# START OF Data for processing

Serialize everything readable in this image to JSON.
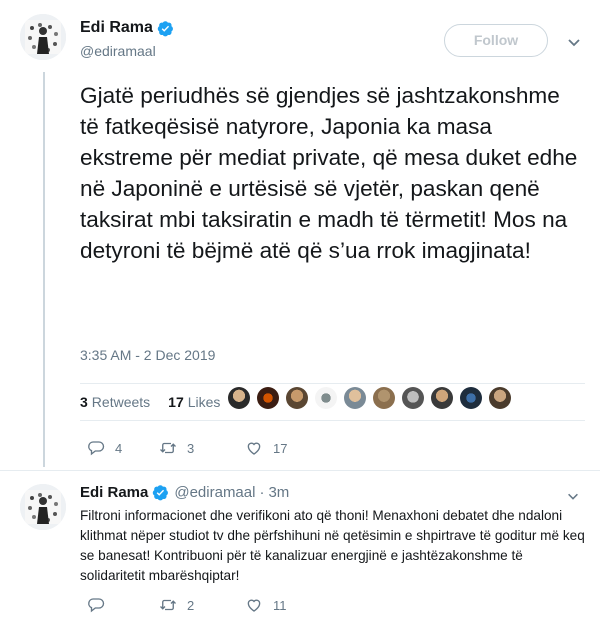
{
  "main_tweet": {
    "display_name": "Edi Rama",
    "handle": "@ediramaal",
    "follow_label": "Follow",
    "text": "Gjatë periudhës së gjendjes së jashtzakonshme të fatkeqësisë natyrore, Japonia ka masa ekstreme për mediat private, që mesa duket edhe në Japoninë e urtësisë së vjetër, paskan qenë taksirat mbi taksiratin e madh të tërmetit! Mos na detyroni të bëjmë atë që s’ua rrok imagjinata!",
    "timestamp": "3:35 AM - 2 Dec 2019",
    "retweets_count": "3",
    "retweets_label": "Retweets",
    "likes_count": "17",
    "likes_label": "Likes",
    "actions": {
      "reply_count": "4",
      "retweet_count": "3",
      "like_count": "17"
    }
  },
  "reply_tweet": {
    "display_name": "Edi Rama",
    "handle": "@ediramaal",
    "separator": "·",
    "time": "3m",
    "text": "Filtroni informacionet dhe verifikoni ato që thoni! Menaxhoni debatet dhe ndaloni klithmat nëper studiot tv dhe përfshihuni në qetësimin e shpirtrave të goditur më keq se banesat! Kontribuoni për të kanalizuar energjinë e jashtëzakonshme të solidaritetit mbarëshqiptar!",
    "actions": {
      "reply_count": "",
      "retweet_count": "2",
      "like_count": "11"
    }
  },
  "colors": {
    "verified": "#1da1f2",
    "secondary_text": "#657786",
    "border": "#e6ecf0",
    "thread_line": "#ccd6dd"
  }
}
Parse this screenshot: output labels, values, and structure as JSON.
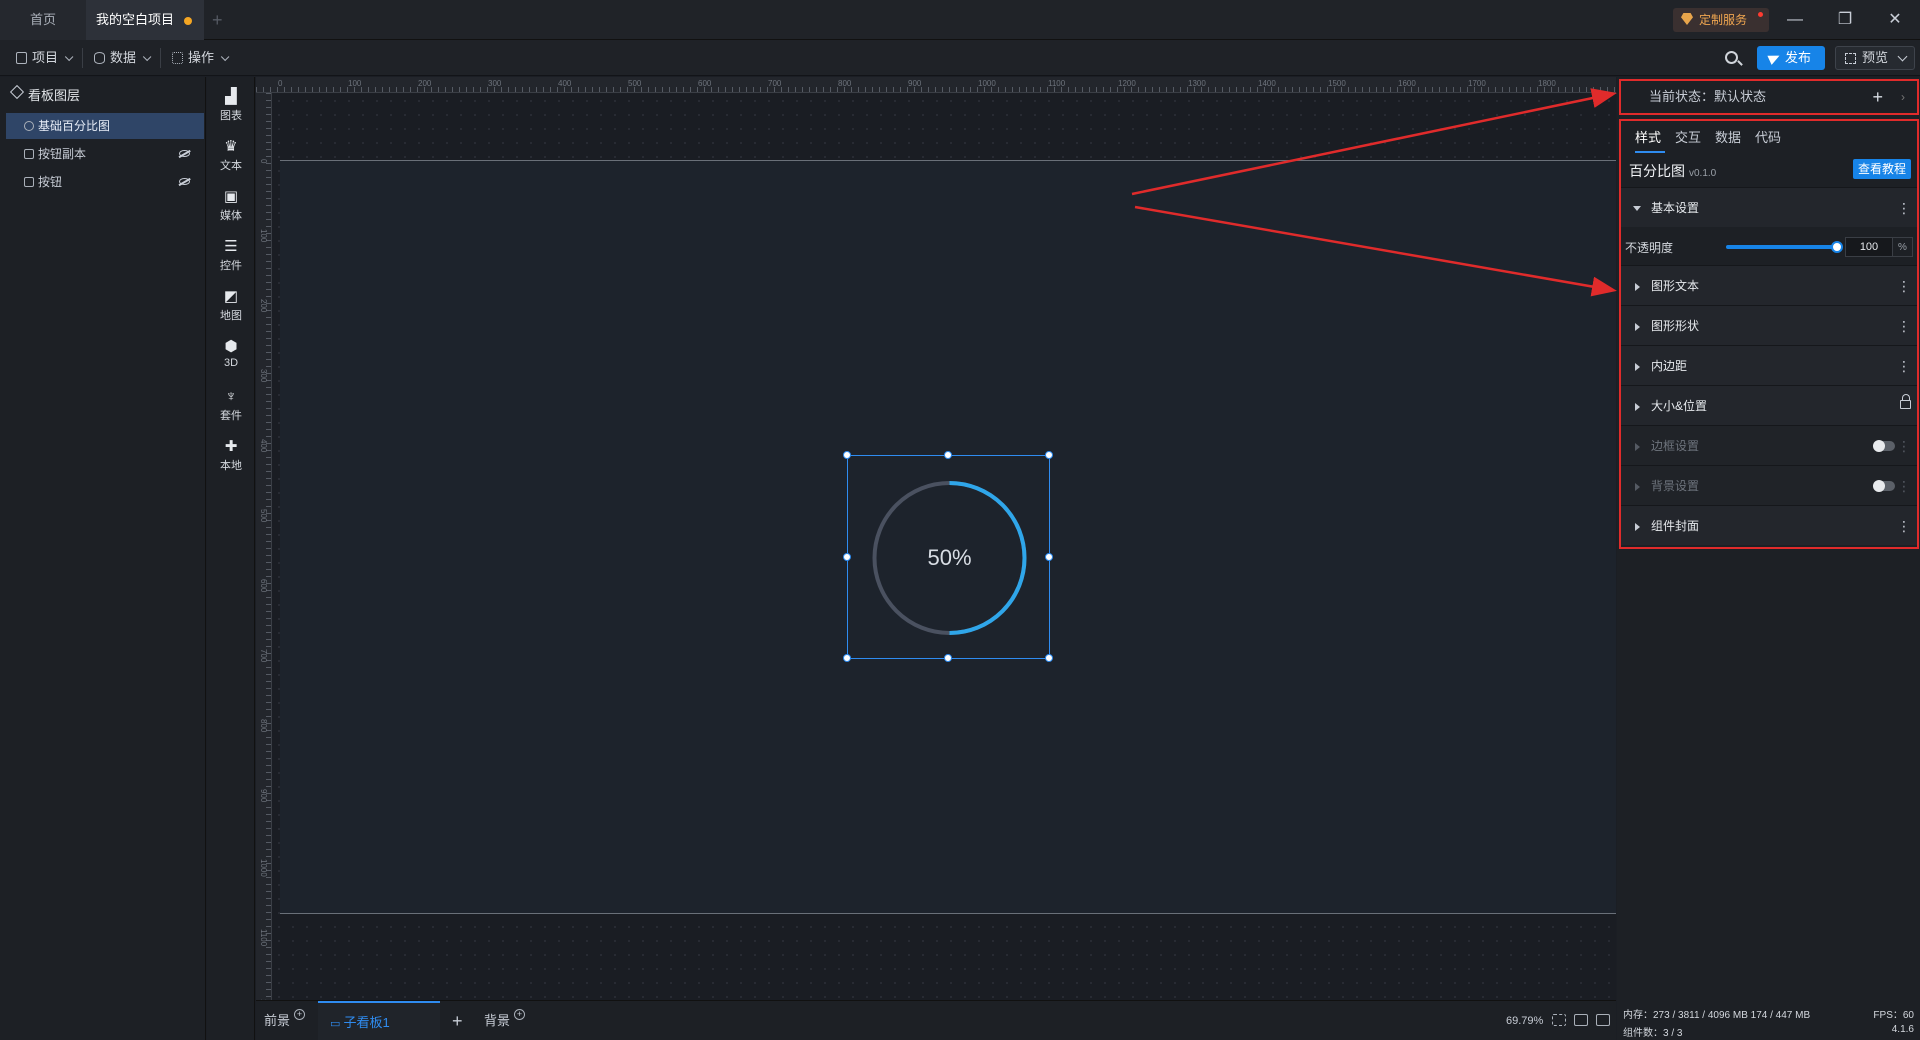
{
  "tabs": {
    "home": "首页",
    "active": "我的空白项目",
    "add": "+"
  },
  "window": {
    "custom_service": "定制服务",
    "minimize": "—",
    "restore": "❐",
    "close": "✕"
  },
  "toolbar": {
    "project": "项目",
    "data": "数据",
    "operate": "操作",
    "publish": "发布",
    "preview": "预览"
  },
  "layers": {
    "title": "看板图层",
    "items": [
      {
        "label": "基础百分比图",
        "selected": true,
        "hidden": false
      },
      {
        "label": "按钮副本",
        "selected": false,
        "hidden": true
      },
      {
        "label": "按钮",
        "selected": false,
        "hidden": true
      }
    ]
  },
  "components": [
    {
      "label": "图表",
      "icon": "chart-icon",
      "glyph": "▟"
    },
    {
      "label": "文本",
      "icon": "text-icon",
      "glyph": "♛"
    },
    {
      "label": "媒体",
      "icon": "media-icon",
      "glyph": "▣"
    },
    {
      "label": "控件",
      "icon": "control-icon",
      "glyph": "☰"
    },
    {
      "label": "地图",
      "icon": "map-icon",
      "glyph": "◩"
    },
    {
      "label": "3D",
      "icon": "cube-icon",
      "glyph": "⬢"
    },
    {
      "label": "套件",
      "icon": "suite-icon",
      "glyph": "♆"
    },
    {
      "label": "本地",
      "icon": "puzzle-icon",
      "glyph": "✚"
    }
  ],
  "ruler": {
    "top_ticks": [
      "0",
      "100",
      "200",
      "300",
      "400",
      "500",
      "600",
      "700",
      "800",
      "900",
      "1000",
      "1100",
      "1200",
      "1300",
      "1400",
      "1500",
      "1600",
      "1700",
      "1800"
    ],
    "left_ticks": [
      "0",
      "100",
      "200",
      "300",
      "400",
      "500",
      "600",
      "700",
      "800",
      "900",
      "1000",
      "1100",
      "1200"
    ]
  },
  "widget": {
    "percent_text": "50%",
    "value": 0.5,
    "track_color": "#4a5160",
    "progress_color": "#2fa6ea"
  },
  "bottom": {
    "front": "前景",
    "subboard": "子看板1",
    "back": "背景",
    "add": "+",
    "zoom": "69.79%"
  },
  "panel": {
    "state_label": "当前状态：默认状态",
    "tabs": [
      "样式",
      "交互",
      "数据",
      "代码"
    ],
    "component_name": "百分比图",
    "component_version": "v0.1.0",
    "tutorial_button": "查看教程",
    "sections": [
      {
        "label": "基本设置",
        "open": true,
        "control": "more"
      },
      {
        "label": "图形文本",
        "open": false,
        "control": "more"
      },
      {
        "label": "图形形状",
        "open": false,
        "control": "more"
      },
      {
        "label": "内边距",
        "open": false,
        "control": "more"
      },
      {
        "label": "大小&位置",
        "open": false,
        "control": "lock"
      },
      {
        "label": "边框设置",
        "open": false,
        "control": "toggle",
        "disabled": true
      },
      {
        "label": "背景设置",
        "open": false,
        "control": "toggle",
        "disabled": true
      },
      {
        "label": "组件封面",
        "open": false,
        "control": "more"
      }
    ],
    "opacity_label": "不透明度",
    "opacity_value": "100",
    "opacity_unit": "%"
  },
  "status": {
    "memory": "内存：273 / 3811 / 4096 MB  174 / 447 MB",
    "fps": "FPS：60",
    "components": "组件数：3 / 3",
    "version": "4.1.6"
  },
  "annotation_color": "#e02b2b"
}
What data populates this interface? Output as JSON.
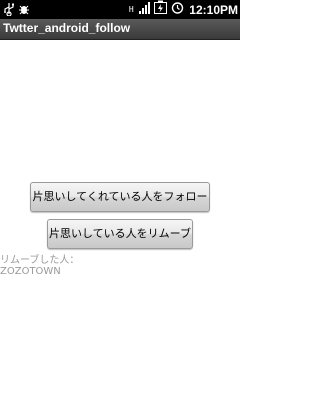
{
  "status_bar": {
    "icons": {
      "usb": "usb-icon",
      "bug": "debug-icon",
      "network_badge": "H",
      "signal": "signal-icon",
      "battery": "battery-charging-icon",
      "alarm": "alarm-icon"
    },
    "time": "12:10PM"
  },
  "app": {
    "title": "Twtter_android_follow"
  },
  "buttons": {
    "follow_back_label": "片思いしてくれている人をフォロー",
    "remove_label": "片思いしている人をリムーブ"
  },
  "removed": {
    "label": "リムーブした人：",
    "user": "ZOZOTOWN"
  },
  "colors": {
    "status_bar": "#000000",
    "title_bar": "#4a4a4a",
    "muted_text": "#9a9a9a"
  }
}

# END OF Data for processing

_What is expected_: Reproduce the lines above, exactly and exclusively, from the line containing "What data populates" down to the last line, both included; pictures are not part of the copy.

_Finished task_:
What data populates this interface? Output as JSON.
{
  "status_bar": {
    "icons": {
      "usb": "usb-icon",
      "bug": "debug-icon",
      "network_badge": "H",
      "signal": "signal-icon",
      "battery": "battery-charging-icon",
      "alarm": "alarm-icon"
    },
    "time": "12:10PM"
  },
  "app": {
    "title": "Twtter_android_follow"
  },
  "buttons": {
    "follow_back_label": "片思いしてくれている人をフォロー",
    "remove_label": "片思いしている人をリムーブ"
  },
  "removed": {
    "label": "リムーブした人：",
    "user": "ZOZOTOWN"
  },
  "colors": {
    "status_bar": "#000000",
    "title_bar": "#4a4a4a",
    "muted_text": "#9a9a9a"
  }
}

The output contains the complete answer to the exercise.